[Written instruction] From the listing below, pull out every line where the string "this" appears.

[Records to process]
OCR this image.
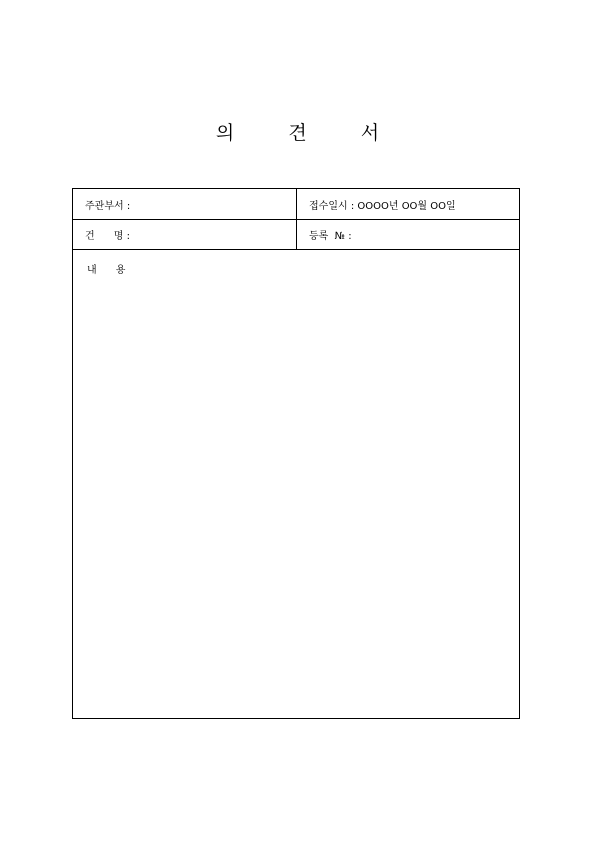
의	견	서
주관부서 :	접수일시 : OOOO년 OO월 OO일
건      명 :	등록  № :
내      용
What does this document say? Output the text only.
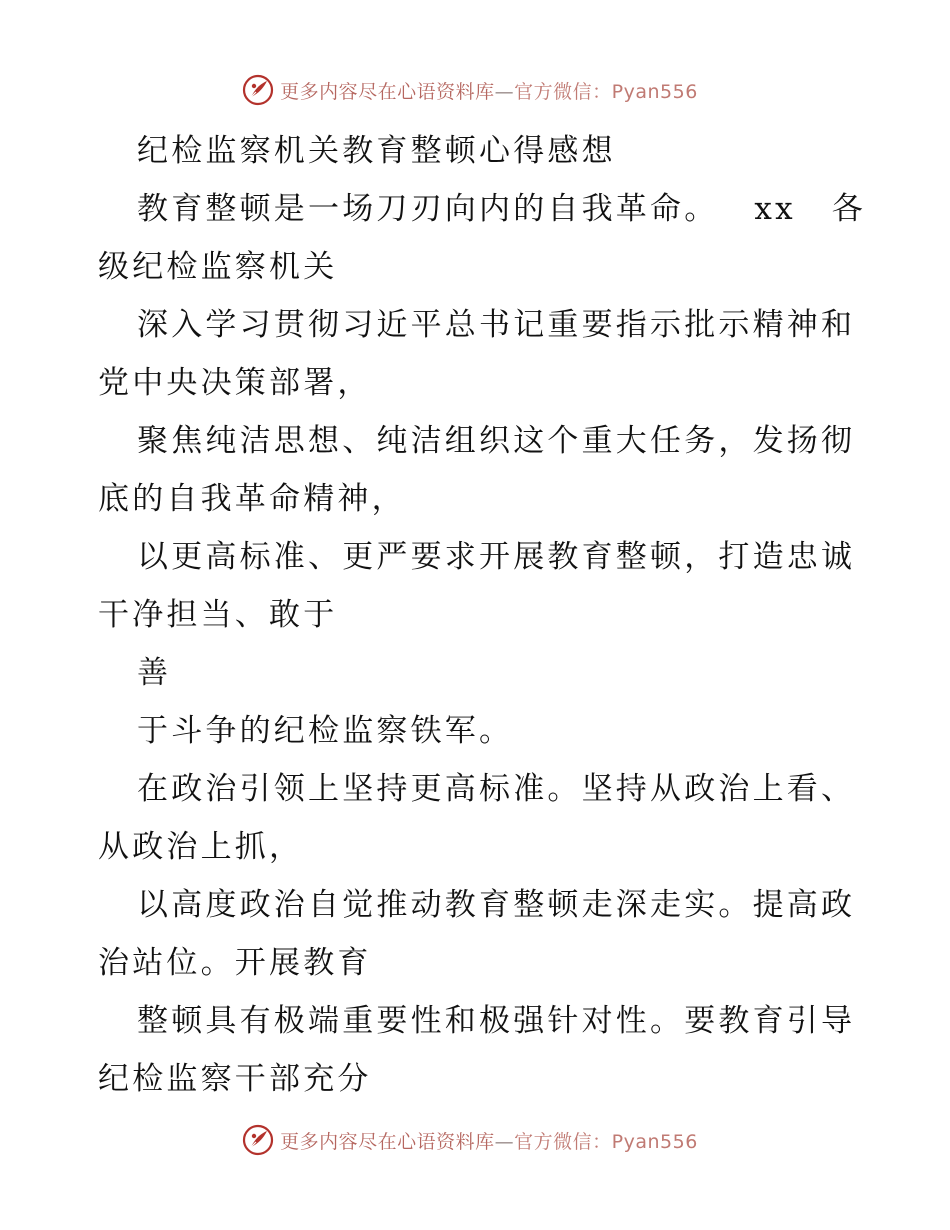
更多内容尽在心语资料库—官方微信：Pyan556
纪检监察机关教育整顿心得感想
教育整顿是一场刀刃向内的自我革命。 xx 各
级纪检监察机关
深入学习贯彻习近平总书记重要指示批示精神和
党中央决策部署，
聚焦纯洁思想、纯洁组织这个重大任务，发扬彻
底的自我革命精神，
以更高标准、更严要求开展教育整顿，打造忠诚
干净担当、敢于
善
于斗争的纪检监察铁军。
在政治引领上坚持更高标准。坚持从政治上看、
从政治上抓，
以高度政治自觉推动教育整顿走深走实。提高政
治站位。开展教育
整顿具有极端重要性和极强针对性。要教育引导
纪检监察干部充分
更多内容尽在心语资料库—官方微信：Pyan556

* * *

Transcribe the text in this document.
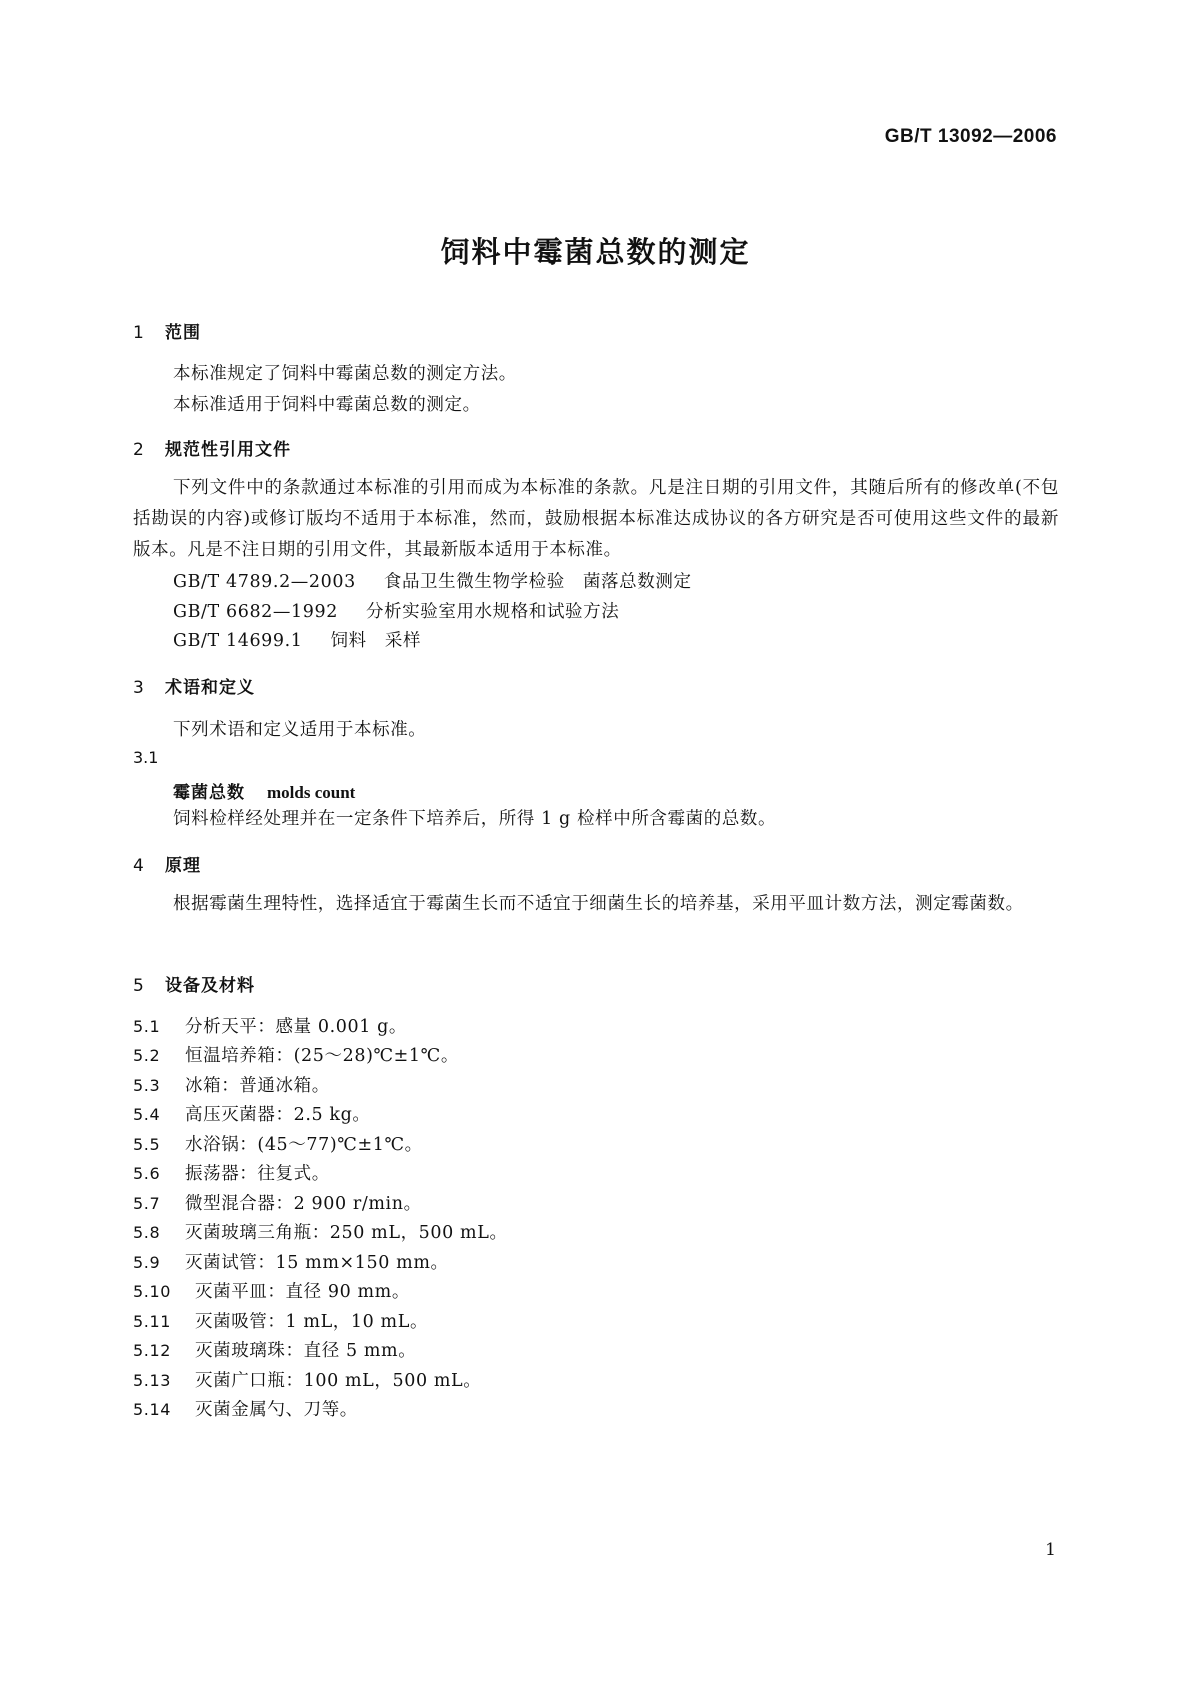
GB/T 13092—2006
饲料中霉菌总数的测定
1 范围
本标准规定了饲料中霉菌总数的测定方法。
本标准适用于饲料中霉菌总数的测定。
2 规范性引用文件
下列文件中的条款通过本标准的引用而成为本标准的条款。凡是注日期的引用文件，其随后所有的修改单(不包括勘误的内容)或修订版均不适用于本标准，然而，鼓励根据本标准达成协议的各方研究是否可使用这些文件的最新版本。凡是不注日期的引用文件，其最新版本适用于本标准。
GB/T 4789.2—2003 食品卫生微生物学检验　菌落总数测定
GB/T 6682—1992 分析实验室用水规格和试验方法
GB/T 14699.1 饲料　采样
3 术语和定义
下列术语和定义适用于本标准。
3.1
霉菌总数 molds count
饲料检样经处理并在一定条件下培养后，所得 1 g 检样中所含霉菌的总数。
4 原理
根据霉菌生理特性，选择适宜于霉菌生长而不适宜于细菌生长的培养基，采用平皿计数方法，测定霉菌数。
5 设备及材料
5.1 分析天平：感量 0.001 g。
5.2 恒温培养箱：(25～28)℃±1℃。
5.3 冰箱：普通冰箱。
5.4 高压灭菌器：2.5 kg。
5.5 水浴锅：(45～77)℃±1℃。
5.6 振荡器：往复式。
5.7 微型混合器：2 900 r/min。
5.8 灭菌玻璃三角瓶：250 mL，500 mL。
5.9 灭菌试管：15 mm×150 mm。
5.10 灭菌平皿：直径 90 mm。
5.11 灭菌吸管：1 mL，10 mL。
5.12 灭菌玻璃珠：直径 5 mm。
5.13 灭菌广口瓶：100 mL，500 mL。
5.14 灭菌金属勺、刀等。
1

[Exercise output]
OCR this image.
What does this document say? Output the text only.
Transcribe the text in this document.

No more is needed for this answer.